=== Your assignment ===
Can you retype the passage on decision and escalation from "Every decision that" up to and including "need a rule."?

=== Supplied passage ===
Content starts

Decision and escalation map

Every decision that carries a commitment routes to the attorney. The assistant’s domain is logistics; outside it the assistant holds no written authority and exercises no autonomous judgment. Part of that is correct — legal advice cannot be delegated — and part is a structural gap, since the firm has not separated decisions that need a law license from decisions that merely need a rule.

Three decisions the assistant escalates today that written rules could govern: whether the firm can take a new matter given current caseload (a capacity lookup, not a judgment call), whether to extend a payment arrangement (a defined policy with set criteria), and how to answer a client asking for a status update (a template on a defined cadence rather than attorney drafting).

The escalation pattern that hurts the firm most: clients calling during trial prep get inconsistent response times, because the assistant cannot gauge urgency and the attorney is unavailable. Genuinely urgent matters sometimes wait too long while routine anxiety calls pull attorney attention forward. Without a triage protocol, urgency tracks who calls most rather than which case actually needs it.

Section V

The structural moves

1
Set a caseload ceiling tied to the trial calendar — enforced at intake, not at capacity.

Content ends

=== Entries supplied ===
Content starts

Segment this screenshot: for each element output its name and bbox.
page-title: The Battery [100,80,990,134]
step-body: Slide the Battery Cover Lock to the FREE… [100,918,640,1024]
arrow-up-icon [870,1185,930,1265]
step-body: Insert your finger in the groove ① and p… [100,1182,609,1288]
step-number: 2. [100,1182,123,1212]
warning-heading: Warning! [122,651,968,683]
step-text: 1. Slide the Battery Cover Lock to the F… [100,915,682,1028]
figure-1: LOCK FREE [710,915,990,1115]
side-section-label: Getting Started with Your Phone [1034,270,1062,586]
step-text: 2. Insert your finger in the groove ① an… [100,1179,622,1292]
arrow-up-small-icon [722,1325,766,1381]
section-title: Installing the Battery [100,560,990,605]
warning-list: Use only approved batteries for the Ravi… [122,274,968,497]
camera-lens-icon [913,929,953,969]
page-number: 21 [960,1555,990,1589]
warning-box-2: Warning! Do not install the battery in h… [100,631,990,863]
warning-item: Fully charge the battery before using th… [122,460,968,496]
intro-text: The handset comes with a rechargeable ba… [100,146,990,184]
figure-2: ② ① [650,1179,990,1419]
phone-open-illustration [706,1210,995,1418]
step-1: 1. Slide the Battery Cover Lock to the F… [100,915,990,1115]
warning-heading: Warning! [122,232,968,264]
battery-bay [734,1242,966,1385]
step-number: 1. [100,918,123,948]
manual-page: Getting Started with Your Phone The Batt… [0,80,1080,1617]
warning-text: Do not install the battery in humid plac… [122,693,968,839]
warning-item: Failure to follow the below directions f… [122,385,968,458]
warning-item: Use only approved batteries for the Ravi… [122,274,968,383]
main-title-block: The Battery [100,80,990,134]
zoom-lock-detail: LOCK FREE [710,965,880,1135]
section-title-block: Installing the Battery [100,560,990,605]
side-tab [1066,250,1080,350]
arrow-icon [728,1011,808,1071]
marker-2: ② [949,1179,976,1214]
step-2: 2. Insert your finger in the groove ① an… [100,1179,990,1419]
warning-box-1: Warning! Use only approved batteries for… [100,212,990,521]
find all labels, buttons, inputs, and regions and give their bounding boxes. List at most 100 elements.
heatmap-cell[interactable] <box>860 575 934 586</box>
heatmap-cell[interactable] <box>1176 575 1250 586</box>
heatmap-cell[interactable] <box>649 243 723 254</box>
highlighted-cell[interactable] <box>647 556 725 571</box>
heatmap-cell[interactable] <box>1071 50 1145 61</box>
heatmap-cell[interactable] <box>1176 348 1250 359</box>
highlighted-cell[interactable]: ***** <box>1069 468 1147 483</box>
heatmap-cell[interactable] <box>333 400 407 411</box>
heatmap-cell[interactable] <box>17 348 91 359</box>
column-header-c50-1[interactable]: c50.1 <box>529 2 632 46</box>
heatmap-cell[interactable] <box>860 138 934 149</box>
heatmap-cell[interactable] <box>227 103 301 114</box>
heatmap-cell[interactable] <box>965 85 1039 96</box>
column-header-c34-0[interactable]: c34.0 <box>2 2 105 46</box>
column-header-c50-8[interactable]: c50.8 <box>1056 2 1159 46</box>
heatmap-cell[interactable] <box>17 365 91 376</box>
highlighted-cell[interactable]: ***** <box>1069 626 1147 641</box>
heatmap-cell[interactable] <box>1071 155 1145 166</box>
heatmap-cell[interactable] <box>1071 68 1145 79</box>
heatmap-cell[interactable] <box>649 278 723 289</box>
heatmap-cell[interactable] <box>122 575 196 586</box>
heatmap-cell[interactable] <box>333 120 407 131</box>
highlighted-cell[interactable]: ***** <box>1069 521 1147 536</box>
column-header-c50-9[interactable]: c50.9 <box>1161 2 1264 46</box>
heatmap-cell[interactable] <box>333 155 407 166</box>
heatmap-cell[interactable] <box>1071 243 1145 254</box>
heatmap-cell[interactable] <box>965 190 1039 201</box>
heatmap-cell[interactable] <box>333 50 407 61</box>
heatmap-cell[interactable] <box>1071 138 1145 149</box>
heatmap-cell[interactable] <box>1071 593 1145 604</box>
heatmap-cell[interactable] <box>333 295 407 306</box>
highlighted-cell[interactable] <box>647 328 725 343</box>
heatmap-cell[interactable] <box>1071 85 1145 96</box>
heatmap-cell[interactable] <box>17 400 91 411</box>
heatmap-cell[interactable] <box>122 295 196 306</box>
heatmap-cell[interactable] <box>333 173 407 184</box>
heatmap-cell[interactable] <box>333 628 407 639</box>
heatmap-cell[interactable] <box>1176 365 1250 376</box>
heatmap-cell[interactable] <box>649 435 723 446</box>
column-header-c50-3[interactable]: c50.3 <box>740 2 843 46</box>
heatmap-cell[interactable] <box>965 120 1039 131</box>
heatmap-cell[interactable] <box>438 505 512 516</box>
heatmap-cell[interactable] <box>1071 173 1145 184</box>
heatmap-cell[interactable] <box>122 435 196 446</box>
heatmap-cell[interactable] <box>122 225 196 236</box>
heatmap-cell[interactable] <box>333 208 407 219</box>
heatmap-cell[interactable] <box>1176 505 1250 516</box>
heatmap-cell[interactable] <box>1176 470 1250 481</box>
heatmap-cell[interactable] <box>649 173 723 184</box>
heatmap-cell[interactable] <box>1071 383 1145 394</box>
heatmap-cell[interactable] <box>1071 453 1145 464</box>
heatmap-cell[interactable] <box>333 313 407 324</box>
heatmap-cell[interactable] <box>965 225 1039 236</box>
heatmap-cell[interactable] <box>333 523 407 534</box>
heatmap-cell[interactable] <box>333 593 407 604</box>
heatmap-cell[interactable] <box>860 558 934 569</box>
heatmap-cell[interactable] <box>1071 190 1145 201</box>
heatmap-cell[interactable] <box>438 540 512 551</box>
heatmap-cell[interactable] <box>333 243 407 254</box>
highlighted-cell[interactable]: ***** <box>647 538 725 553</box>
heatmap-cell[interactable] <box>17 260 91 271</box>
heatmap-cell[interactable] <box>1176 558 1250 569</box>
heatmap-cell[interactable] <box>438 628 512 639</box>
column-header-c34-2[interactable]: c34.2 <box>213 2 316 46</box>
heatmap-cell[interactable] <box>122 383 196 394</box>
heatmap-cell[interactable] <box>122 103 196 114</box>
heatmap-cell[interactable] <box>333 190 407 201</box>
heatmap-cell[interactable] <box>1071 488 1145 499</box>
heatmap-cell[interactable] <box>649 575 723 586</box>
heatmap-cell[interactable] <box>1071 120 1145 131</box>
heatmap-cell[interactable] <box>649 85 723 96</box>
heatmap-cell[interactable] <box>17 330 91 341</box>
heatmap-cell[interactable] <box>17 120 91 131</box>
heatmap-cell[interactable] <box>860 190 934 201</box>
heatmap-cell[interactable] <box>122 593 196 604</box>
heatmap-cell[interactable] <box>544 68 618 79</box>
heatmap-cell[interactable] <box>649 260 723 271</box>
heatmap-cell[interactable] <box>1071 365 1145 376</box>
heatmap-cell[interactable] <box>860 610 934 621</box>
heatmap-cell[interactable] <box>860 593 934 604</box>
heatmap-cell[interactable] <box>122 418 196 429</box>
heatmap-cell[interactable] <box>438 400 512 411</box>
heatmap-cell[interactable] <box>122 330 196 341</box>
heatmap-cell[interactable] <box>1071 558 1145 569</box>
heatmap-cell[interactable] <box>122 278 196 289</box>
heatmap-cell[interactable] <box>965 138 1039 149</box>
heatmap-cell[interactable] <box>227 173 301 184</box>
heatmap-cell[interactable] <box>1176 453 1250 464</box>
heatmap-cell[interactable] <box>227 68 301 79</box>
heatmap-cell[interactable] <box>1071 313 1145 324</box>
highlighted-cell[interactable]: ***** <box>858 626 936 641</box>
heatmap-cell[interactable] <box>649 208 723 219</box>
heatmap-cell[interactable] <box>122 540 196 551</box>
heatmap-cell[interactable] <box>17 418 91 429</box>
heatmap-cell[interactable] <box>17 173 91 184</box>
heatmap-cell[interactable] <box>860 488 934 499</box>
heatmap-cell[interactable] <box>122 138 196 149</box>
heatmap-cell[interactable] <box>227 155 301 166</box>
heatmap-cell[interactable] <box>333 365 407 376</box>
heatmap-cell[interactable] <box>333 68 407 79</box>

Content ends

=== Response below ===
Every decision that carries a commitment routes to the attorney. The assistant’s domain is logistics; outside it the assistant holds no written authority and exercises no autonomous judgment. Part of that is correct — legal advice cannot be delegated — and part is a structural gap, since the firm has not separated decisions that need a law license from decisions that merely need a rule.